_EXERCISE AIM_. Filter the lines below, keeping each one that holds "transporter".

(Collected data entries)

[Start of section]

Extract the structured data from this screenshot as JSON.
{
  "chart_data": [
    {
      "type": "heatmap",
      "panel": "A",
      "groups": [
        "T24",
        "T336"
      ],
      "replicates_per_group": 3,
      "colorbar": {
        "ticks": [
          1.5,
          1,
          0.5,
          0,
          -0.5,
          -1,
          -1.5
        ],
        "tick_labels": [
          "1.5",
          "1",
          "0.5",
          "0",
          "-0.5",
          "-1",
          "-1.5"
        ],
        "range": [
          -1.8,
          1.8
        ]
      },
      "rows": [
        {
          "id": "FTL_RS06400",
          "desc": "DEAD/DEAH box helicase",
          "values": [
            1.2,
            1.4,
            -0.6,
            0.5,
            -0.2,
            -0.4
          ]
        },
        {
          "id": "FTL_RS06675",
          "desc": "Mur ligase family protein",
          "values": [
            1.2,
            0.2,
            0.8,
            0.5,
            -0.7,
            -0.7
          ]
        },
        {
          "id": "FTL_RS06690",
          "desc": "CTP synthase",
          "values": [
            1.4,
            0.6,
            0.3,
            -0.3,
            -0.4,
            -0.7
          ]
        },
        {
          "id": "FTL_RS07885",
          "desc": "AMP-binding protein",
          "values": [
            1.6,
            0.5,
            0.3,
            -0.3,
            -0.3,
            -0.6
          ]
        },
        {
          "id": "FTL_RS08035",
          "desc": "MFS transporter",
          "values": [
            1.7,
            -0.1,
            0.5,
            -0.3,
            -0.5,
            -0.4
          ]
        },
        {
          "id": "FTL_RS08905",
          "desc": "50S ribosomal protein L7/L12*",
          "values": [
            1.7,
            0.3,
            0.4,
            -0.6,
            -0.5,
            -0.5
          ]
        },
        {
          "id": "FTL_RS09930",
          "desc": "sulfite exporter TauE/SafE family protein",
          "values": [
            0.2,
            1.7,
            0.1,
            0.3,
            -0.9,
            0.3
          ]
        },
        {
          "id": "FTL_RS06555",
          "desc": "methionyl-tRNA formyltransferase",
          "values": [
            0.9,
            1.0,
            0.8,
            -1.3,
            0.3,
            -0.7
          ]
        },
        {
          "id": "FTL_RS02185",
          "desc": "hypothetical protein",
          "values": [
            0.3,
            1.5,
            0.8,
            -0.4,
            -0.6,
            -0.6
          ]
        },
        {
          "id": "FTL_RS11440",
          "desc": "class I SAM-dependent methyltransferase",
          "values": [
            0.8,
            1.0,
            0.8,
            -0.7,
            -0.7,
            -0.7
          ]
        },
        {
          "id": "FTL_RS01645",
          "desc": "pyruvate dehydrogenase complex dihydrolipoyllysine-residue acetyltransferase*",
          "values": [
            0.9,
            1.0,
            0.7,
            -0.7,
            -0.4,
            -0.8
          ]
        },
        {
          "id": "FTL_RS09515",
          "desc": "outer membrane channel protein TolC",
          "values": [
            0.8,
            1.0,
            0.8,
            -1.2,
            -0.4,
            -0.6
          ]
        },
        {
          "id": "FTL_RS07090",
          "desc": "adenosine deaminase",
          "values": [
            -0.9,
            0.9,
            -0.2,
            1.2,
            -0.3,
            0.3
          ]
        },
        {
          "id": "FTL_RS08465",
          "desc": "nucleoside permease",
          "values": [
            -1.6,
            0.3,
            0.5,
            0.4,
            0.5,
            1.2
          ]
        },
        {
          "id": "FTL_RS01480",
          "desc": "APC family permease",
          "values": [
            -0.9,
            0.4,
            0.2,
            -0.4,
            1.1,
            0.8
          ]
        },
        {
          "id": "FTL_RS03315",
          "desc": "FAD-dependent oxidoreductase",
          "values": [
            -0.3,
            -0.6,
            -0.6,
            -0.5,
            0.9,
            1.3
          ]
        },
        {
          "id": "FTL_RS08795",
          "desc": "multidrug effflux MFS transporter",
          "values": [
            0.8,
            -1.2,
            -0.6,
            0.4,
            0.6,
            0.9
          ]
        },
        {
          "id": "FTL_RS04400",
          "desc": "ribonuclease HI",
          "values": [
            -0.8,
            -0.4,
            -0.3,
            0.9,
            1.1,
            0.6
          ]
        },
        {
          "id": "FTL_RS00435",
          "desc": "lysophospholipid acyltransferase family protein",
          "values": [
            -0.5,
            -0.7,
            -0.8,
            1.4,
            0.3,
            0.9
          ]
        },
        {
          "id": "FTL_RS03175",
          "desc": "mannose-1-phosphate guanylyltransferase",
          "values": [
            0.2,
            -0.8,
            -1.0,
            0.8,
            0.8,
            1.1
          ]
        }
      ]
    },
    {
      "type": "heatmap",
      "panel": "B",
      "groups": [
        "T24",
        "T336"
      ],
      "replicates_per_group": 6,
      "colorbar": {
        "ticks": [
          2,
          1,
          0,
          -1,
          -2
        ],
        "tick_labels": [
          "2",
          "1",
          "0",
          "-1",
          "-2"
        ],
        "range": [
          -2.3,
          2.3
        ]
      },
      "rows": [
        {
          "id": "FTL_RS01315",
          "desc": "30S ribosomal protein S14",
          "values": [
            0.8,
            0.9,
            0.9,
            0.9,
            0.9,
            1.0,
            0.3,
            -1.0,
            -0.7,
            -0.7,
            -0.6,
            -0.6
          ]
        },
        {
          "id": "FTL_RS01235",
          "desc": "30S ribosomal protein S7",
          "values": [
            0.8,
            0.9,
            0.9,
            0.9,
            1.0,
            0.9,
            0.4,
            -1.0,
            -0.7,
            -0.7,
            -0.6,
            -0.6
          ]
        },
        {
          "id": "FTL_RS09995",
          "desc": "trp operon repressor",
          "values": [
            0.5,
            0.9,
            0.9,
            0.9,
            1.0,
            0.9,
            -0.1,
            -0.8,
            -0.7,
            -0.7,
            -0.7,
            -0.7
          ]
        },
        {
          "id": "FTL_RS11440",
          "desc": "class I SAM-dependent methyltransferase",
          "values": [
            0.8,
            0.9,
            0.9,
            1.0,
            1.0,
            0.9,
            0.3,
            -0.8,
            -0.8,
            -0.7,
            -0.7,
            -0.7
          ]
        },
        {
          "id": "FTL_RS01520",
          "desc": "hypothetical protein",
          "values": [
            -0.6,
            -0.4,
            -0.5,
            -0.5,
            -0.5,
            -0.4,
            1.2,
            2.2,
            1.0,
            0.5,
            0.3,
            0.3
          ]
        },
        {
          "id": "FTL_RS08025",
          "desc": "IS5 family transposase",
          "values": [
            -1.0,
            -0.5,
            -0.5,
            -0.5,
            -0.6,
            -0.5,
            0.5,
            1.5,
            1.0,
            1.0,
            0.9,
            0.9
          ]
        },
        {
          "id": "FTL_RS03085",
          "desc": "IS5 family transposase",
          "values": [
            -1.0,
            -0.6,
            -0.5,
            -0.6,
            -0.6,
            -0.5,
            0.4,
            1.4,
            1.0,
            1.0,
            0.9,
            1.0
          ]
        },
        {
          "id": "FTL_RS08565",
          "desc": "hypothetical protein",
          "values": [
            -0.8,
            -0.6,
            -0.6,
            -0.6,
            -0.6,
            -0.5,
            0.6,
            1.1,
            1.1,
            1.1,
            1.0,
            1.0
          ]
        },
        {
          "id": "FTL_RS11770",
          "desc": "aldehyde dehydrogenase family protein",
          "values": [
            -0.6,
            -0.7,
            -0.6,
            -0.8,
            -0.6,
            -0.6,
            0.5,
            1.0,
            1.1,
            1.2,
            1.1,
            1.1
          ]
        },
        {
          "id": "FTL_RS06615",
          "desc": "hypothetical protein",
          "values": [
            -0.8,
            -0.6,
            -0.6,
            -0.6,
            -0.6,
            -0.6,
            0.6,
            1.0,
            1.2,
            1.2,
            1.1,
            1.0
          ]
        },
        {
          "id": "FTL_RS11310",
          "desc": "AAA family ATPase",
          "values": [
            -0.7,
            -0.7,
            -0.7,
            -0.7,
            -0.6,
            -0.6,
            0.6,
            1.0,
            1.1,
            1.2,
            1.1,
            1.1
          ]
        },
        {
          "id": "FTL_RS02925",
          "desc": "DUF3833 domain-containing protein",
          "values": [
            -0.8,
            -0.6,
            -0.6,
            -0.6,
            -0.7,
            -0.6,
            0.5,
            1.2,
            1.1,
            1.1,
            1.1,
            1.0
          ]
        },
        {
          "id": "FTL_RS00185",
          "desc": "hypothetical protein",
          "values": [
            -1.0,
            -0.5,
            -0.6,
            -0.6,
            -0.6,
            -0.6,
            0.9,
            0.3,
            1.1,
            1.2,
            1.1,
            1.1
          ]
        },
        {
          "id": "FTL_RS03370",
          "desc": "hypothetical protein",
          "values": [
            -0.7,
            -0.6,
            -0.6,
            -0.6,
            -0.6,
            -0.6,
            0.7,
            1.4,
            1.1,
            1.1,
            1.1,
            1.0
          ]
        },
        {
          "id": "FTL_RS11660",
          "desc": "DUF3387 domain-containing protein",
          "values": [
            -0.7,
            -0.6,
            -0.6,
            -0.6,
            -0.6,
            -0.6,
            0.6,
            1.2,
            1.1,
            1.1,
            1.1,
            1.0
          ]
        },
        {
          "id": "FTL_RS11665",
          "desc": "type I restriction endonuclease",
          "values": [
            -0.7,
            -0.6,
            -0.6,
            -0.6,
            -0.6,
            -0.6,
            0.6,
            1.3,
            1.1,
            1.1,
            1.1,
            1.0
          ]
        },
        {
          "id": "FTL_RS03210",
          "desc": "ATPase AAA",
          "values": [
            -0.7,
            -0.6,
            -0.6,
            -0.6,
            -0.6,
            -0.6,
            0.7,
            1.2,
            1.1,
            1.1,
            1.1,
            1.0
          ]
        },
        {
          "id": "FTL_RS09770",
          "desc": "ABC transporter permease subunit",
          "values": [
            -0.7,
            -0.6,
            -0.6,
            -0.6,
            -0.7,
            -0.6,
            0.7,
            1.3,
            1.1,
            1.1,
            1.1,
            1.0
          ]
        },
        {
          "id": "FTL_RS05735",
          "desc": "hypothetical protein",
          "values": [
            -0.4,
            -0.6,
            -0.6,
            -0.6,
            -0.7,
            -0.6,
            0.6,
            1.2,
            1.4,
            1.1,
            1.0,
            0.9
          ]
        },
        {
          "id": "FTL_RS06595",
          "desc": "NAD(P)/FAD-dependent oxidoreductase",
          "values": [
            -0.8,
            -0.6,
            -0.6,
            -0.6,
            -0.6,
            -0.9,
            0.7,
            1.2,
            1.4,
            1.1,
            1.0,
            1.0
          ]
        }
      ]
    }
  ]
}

[End of section]

_ANSWER TO THE PROBLEM_.
          "desc": "MFS transporter",
          "desc": "multidrug effflux MFS transporter",
          "desc": "ABC transporter permease subunit",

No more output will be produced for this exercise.